#### [WORK TO DO]
Transcribe the data that follows precisely, omitting nothing.

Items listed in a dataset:
►
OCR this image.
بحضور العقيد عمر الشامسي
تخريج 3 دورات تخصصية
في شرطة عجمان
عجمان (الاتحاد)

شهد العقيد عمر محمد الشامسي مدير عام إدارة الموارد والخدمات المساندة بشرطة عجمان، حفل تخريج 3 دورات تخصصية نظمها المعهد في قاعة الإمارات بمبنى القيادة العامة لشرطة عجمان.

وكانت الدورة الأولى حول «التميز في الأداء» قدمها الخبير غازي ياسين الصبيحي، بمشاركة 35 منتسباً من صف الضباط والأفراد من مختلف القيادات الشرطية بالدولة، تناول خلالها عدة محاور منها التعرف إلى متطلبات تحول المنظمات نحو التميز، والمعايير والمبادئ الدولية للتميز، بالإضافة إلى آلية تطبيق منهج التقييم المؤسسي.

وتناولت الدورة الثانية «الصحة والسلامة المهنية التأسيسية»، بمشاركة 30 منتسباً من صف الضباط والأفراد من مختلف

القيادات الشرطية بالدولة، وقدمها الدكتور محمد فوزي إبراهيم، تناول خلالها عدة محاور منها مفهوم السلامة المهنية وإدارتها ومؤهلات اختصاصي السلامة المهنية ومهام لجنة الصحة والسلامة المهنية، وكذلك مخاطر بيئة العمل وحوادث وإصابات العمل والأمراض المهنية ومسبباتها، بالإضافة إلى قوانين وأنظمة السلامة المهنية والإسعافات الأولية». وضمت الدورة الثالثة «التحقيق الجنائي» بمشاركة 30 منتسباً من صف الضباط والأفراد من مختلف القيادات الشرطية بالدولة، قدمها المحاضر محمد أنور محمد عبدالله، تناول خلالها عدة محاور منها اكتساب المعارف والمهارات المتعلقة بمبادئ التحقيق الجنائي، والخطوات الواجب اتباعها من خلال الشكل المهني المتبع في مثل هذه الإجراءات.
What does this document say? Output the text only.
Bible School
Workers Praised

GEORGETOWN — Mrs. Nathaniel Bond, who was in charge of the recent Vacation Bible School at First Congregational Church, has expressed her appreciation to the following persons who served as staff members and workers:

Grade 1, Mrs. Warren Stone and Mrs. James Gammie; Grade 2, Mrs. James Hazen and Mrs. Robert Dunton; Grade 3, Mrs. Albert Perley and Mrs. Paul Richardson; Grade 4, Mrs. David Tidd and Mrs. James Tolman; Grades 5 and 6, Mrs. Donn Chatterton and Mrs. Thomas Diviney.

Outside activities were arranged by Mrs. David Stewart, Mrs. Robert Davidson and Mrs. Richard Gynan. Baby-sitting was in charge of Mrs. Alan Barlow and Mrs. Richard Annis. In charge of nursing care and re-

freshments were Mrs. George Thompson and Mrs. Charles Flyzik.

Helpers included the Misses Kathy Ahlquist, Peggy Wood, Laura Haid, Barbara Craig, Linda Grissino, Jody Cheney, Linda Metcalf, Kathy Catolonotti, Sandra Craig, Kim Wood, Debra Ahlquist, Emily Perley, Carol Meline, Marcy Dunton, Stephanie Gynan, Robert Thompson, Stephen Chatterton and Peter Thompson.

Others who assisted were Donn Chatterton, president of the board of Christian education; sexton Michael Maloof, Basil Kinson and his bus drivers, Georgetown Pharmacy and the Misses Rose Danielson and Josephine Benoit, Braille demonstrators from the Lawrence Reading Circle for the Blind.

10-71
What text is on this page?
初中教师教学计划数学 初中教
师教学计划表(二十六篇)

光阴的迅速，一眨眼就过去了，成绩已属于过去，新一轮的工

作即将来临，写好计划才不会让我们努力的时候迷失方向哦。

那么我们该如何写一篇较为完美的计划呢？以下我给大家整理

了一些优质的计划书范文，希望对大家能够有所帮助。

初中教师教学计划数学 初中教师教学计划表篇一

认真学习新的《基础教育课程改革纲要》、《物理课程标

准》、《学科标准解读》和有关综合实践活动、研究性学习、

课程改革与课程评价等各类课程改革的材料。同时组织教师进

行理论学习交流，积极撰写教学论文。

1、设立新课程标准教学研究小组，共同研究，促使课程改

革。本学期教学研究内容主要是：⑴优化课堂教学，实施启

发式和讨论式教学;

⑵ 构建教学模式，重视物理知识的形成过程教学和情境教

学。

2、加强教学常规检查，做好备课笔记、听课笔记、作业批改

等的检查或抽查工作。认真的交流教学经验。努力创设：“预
◄
#### [WRITTEN RESPONSE]
OCR this image.
بحضور العقيد عمر الشامسي
تخريج 3 دورات تخصصية
في شرطة عجمان
عجمان (الاتحاد)

شهد العقيد عمر محمد الشامسي مدير عام إدارة الموارد والخدمات المساندة بشرطة عجمان، حفل تخريج 3 دورات تخصصية نظمها المعهد في قاعة الإمارات بمبنى القيادة العامة لشرطة عجمان.

وكانت الدورة الأولى حول «التميز في الأداء» قدمها الخبير غازي ياسين الصبيحي، بمشاركة 35 منتسباً من صف الضباط والأفراد من مختلف القيادات الشرطية بالدولة، تناول خلالها عدة محاور منها التعرف إلى متطلبات تحول المنظمات نحو التميز، والمعايير والمبادئ الدولية للتميز، بالإضافة إلى آلية تطبيق منهج التقييم المؤسسي.

وتناولت الدورة الثانية «الصحة والسلامة المهنية التأسيسية»، بمشاركة 30 منتسباً من صف الضباط والأفراد من مختلف

القيادات الشرطية بالدولة، وقدمها الدكتور محمد فوزي إبراهيم، تناول خلالها عدة محاور منها مفهوم السلامة المهنية وإدارتها ومؤهلات اختصاصي السلامة المهنية ومهام لجنة الصحة والسلامة المهنية، وكذلك مخاطر بيئة العمل وحوادث وإصابات العمل والأمراض المهنية ومسبباتها، بالإضافة إلى قوانين وأنظمة السلامة المهنية والإسعافات الأولية». وضمت الدورة الثالثة «التحقيق الجنائي» بمشاركة 30 منتسباً من صف الضباط والأفراد من مختلف القيادات الشرطية بالدولة، قدمها المحاضر محمد أنور محمد عبدالله، تناول خلالها عدة محاور منها اكتساب المعارف والمهارات المتعلقة بمبادئ التحقيق الجنائي، والخطوات الواجب اتباعها من خلال الشكل المهني المتبع في مثل هذه الإجراءات.
What does this document say? Output the text only.
Bible School
Workers Praised

GEORGETOWN — Mrs. Nathaniel Bond, who was in charge of the recent Vacation Bible School at First Congregational Church, has expressed her appreciation to the following persons who served as staff members and workers:

Grade 1, Mrs. Warren Stone and Mrs. James Gammie; Grade 2, Mrs. James Hazen and Mrs. Robert Dunton; Grade 3, Mrs. Albert Perley and Mrs. Paul Richardson; Grade 4, Mrs. David Tidd and Mrs. James Tolman; Grades 5 and 6, Mrs. Donn Chatterton and Mrs. Thomas Diviney.

Outside activities were arranged by Mrs. David Stewart, Mrs. Robert Davidson and Mrs. Richard Gynan. Baby-sitting was in charge of Mrs. Alan Barlow and Mrs. Richard Annis. In charge of nursing care and re-

freshments were Mrs. George Thompson and Mrs. Charles Flyzik.

Helpers included the Misses Kathy Ahlquist, Peggy Wood, Laura Haid, Barbara Craig, Linda Grissino, Jody Cheney, Linda Metcalf, Kathy Catolonotti, Sandra Craig, Kim Wood, Debra Ahlquist, Emily Perley, Carol Meline, Marcy Dunton, Stephanie Gynan, Robert Thompson, Stephen Chatterton and Peter Thompson.

Others who assisted were Donn Chatterton, president of the board of Christian education; sexton Michael Maloof, Basil Kinson and his bus drivers, Georgetown Pharmacy and the Misses Rose Danielson and Josephine Benoit, Braille demonstrators from the Lawrence Reading Circle for the Blind.

10-71
What text is on this page?
初中教师教学计划数学 初中教
师教学计划表(二十六篇)

光阴的迅速，一眨眼就过去了，成绩已属于过去，新一轮的工

作即将来临，写好计划才不会让我们努力的时候迷失方向哦。

那么我们该如何写一篇较为完美的计划呢？以下我给大家整理

了一些优质的计划书范文，希望对大家能够有所帮助。

初中教师教学计划数学 初中教师教学计划表篇一

认真学习新的《基础教育课程改革纲要》、《物理课程标

准》、《学科标准解读》和有关综合实践活动、研究性学习、

课程改革与课程评价等各类课程改革的材料。同时组织教师进

行理论学习交流，积极撰写教学论文。

1、设立新课程标准教学研究小组，共同研究，促使课程改

革。本学期教学研究内容主要是：⑴优化课堂教学，实施启

发式和讨论式教学;

⑵ 构建教学模式，重视物理知识的形成过程教学和情境教

学。

2、加强教学常规检查，做好备课笔记、听课笔记、作业批改

等的检查或抽查工作。认真的交流教学经验。努力创设：“预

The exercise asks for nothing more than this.